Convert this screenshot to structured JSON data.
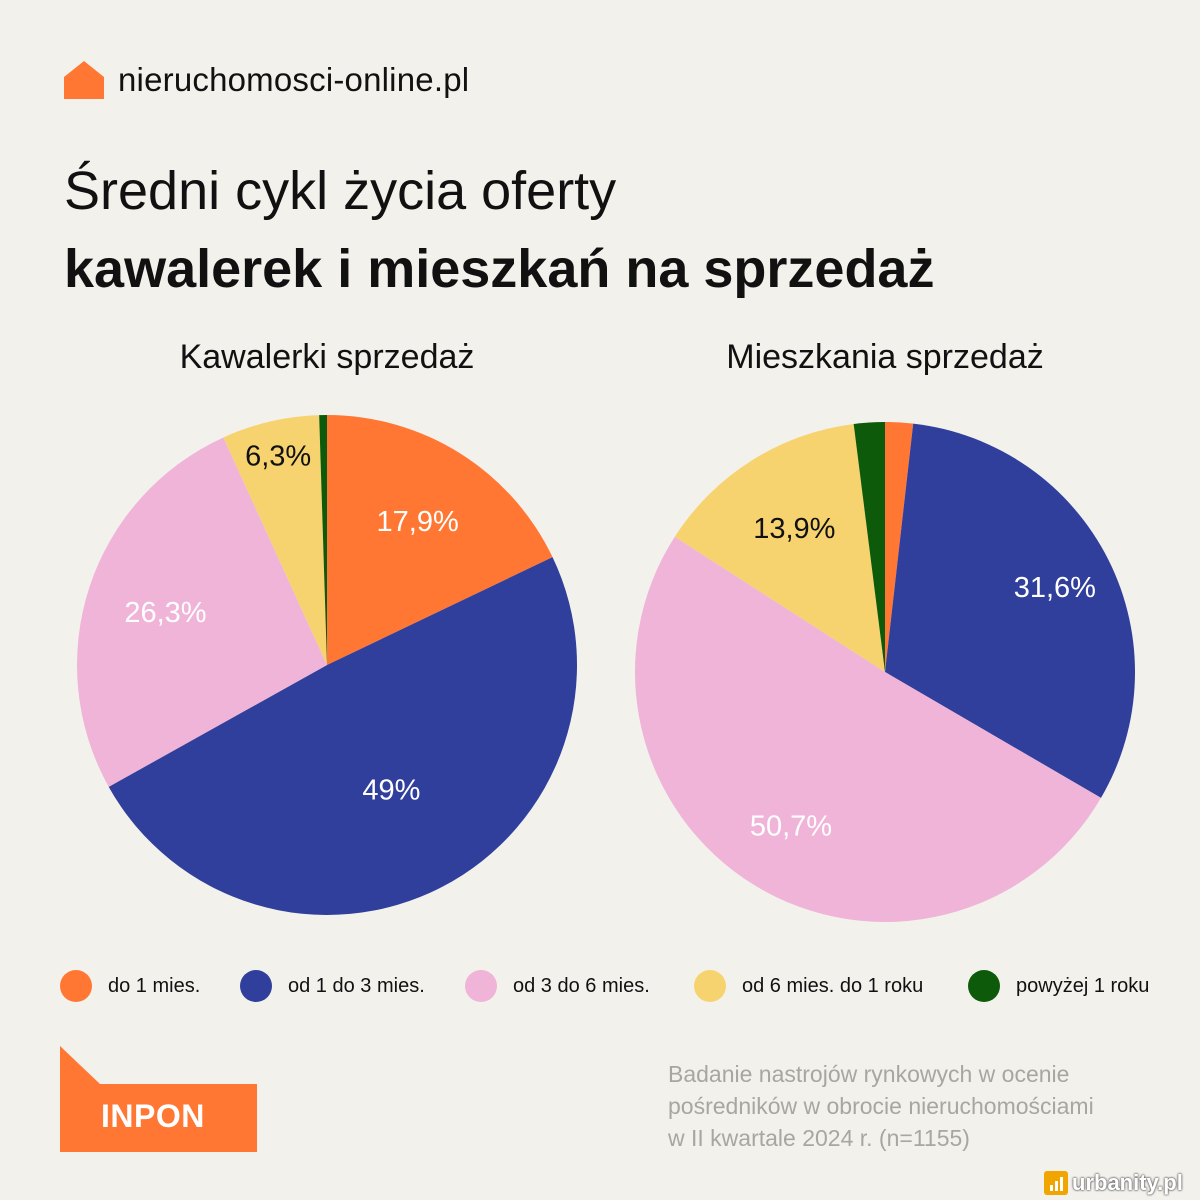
{
  "brand": {
    "name": "nieruchomosci-online.pl",
    "icon": "house-icon",
    "color": "#ff7733"
  },
  "title": {
    "line1": "Średni cykl życia oferty",
    "line2": "kawalerek i mieszkań na sprzedaż"
  },
  "chart_data": [
    {
      "type": "pie",
      "title": "Kawalerki sprzedaż",
      "categories": [
        "do 1 mies.",
        "od 1 do 3 mies.",
        "od 3 do 6 mies.",
        "od 6 mies. do 1 roku",
        "powyżej 1 roku"
      ],
      "values": [
        17.9,
        49,
        26.3,
        6.3,
        0.5
      ],
      "labels": [
        "17,9%",
        "49%",
        "26,3%",
        "6,3%",
        ""
      ],
      "colors": [
        "#ff7733",
        "#313f9c",
        "#efb4d8",
        "#f7d36f",
        "#0d5a0b"
      ],
      "label_colors": [
        "#ffffff",
        "#ffffff",
        "#ffffff",
        "#111111",
        "#111111"
      ]
    },
    {
      "type": "pie",
      "title": "Mieszkania sprzedaż",
      "categories": [
        "do 1 mies.",
        "od 1 do 3 mies.",
        "od 3 do 6 mies.",
        "od 6 mies. do 1 roku",
        "powyżej 1 roku"
      ],
      "values": [
        1.8,
        31.6,
        50.7,
        13.9,
        2.0
      ],
      "labels": [
        "",
        "31,6%",
        "50,7%",
        "13,9%",
        ""
      ],
      "colors": [
        "#ff7733",
        "#313f9c",
        "#efb4d8",
        "#f7d36f",
        "#0d5a0b"
      ],
      "label_colors": [
        "#ffffff",
        "#ffffff",
        "#ffffff",
        "#111111",
        "#111111"
      ]
    }
  ],
  "legend": [
    {
      "label": "do 1 mies.",
      "color": "#ff7733"
    },
    {
      "label": "od 1 do 3 mies.",
      "color": "#313f9c"
    },
    {
      "label": "od 3 do 6 mies.",
      "color": "#efb4d8"
    },
    {
      "label": "od 6 mies. do 1 roku",
      "color": "#f7d36f"
    },
    {
      "label": "powyżej 1 roku",
      "color": "#0d5a0b"
    }
  ],
  "logo": {
    "text": "INPON",
    "color": "#ff7733"
  },
  "source": [
    "Badanie nastrojów rynkowych w ocenie",
    "pośredników w obrocie nieruchomościami",
    "w II kwartale 2024 r. (n=1155)"
  ],
  "watermark": {
    "text": "urbanity.pl",
    "icon": "bar-chart-icon"
  }
}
---*---
TASK: The records shown above are to be repeated exactly, with the pictures left out.

FULL ANSWER:
Convert this screenshot to structured JSON data.
{
  "brand": {
    "name": "nieruchomosci-online.pl",
    "icon": "house-icon",
    "color": "#ff7733"
  },
  "title": {
    "line1": "Średni cykl życia oferty",
    "line2": "kawalerek i mieszkań na sprzedaż"
  },
  "chart_data": [
    {
      "type": "pie",
      "title": "Kawalerki sprzedaż",
      "categories": [
        "do 1 mies.",
        "od 1 do 3 mies.",
        "od 3 do 6 mies.",
        "od 6 mies. do 1 roku",
        "powyżej 1 roku"
      ],
      "values": [
        17.9,
        49,
        26.3,
        6.3,
        0.5
      ],
      "labels": [
        "17,9%",
        "49%",
        "26,3%",
        "6,3%",
        ""
      ],
      "colors": [
        "#ff7733",
        "#313f9c",
        "#efb4d8",
        "#f7d36f",
        "#0d5a0b"
      ],
      "label_colors": [
        "#ffffff",
        "#ffffff",
        "#ffffff",
        "#111111",
        "#111111"
      ]
    },
    {
      "type": "pie",
      "title": "Mieszkania sprzedaż",
      "categories": [
        "do 1 mies.",
        "od 1 do 3 mies.",
        "od 3 do 6 mies.",
        "od 6 mies. do 1 roku",
        "powyżej 1 roku"
      ],
      "values": [
        1.8,
        31.6,
        50.7,
        13.9,
        2.0
      ],
      "labels": [
        "",
        "31,6%",
        "50,7%",
        "13,9%",
        ""
      ],
      "colors": [
        "#ff7733",
        "#313f9c",
        "#efb4d8",
        "#f7d36f",
        "#0d5a0b"
      ],
      "label_colors": [
        "#ffffff",
        "#ffffff",
        "#ffffff",
        "#111111",
        "#111111"
      ]
    }
  ],
  "legend": [
    {
      "label": "do 1 mies.",
      "color": "#ff7733"
    },
    {
      "label": "od 1 do 3 mies.",
      "color": "#313f9c"
    },
    {
      "label": "od 3 do 6 mies.",
      "color": "#efb4d8"
    },
    {
      "label": "od 6 mies. do 1 roku",
      "color": "#f7d36f"
    },
    {
      "label": "powyżej 1 roku",
      "color": "#0d5a0b"
    }
  ],
  "logo": {
    "text": "INPON",
    "color": "#ff7733"
  },
  "source": [
    "Badanie nastrojów rynkowych w ocenie",
    "pośredników w obrocie nieruchomościami",
    "w II kwartale 2024 r. (n=1155)"
  ],
  "watermark": {
    "text": "urbanity.pl",
    "icon": "bar-chart-icon"
  }
}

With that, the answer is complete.